▶ **Exercise inputs**:
┌──

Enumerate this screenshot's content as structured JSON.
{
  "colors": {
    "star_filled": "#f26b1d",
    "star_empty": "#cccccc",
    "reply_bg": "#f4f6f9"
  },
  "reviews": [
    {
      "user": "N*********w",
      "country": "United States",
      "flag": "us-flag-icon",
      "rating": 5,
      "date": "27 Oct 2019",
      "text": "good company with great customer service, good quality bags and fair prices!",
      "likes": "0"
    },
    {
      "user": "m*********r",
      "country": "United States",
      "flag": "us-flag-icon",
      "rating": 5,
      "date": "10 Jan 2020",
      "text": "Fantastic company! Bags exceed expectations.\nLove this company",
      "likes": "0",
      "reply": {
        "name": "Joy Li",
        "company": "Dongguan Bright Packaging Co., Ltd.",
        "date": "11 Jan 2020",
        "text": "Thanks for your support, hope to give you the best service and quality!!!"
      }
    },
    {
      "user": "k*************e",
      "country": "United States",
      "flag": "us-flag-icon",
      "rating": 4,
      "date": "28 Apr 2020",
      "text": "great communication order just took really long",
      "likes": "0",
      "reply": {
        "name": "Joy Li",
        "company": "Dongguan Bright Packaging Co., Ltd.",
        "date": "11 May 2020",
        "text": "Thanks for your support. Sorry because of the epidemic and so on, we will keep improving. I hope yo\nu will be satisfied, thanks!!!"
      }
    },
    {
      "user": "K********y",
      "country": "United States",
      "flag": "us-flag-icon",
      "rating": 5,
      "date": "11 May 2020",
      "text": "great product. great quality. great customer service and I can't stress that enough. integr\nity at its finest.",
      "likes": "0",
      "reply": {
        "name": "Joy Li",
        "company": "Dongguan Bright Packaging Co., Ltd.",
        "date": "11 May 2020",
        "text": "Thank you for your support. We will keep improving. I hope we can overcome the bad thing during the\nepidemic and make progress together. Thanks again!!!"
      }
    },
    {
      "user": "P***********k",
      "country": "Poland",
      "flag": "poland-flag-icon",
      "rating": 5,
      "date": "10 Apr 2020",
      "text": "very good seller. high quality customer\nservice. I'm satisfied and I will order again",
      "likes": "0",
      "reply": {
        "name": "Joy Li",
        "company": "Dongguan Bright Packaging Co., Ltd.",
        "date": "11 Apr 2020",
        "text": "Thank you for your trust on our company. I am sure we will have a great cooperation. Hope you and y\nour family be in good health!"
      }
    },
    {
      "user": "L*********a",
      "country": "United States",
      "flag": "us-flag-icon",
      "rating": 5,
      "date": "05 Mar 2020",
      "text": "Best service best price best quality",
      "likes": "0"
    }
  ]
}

└──
┌──

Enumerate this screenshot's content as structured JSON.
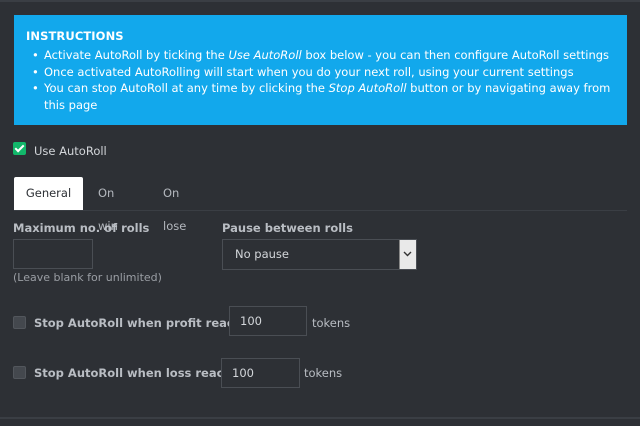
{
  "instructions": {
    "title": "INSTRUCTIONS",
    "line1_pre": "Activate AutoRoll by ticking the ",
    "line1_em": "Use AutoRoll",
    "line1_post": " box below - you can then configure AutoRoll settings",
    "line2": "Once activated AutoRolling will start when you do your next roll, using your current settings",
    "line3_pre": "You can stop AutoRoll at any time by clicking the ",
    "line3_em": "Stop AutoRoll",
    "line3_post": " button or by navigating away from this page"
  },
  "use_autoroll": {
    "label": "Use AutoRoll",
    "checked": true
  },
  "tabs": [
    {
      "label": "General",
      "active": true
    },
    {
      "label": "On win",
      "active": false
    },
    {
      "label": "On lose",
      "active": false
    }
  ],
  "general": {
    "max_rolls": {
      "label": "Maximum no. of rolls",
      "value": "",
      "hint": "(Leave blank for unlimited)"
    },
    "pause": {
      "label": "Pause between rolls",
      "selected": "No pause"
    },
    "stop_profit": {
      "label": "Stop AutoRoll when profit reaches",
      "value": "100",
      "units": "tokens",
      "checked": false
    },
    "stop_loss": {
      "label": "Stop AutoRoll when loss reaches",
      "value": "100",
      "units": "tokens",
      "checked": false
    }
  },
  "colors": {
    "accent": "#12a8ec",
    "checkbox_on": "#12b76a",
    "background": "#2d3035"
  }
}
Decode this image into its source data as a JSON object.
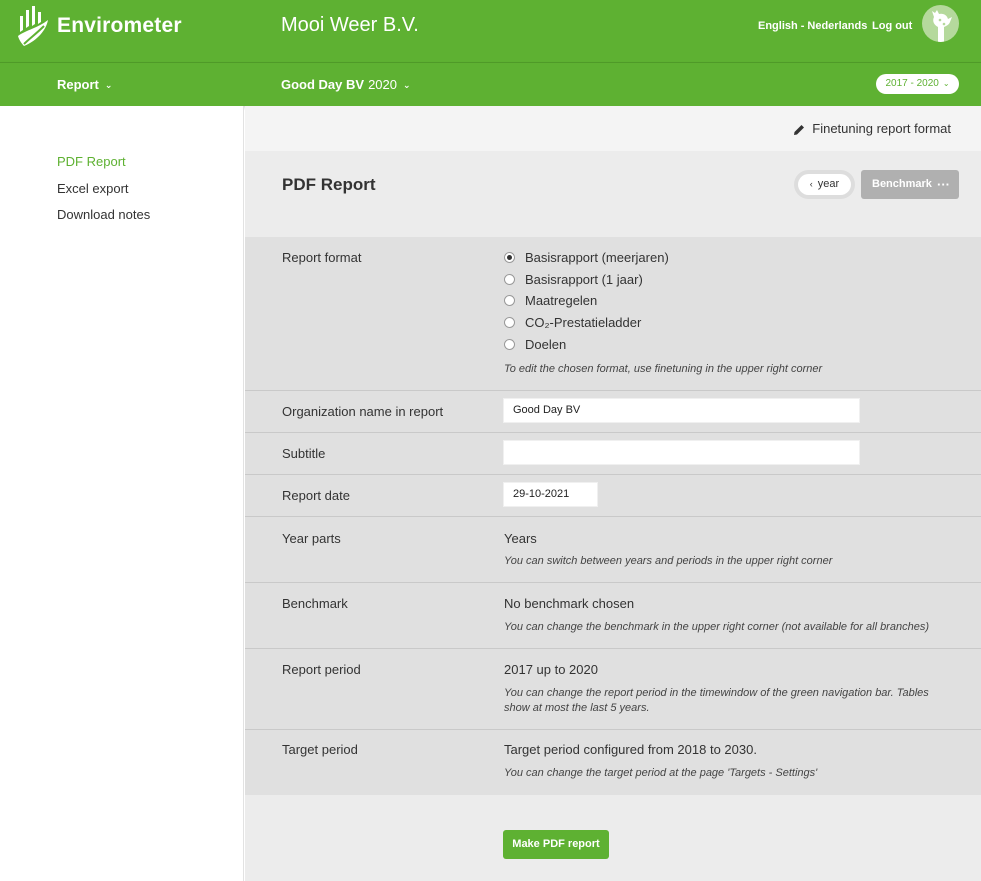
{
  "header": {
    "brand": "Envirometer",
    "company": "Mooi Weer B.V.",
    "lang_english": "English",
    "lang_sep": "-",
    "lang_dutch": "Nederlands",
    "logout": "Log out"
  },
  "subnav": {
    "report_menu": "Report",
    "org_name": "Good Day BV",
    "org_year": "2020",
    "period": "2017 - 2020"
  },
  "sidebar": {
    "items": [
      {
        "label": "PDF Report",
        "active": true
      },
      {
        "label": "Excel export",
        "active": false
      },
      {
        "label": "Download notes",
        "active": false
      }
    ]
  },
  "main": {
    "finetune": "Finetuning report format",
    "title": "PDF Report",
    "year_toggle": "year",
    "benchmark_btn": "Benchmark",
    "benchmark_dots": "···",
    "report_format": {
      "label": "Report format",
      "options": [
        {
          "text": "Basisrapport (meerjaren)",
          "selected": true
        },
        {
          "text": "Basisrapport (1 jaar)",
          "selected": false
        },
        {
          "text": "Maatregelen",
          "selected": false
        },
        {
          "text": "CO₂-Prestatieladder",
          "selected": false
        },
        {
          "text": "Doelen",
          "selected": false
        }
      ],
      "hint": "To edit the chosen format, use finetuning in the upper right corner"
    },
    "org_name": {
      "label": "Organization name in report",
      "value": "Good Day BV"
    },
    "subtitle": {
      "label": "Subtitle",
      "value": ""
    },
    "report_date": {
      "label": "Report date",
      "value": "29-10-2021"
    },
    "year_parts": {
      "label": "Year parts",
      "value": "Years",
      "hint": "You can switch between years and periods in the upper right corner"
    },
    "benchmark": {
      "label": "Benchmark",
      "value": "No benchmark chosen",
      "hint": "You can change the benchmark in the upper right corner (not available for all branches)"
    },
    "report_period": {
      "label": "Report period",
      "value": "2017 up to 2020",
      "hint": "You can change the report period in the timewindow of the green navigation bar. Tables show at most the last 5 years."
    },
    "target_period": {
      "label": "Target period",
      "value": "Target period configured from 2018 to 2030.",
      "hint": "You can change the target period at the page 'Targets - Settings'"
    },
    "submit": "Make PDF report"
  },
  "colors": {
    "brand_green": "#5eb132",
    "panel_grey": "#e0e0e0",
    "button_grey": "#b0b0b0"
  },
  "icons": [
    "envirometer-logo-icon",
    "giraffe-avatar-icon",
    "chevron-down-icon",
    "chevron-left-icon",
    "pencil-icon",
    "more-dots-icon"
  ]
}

└──

Read the lines above. Gather those in which the string "from" is found.

    "line3_post": " button or by navigating away from this page"
      "value": "Target period configured from 2018 to 2030.",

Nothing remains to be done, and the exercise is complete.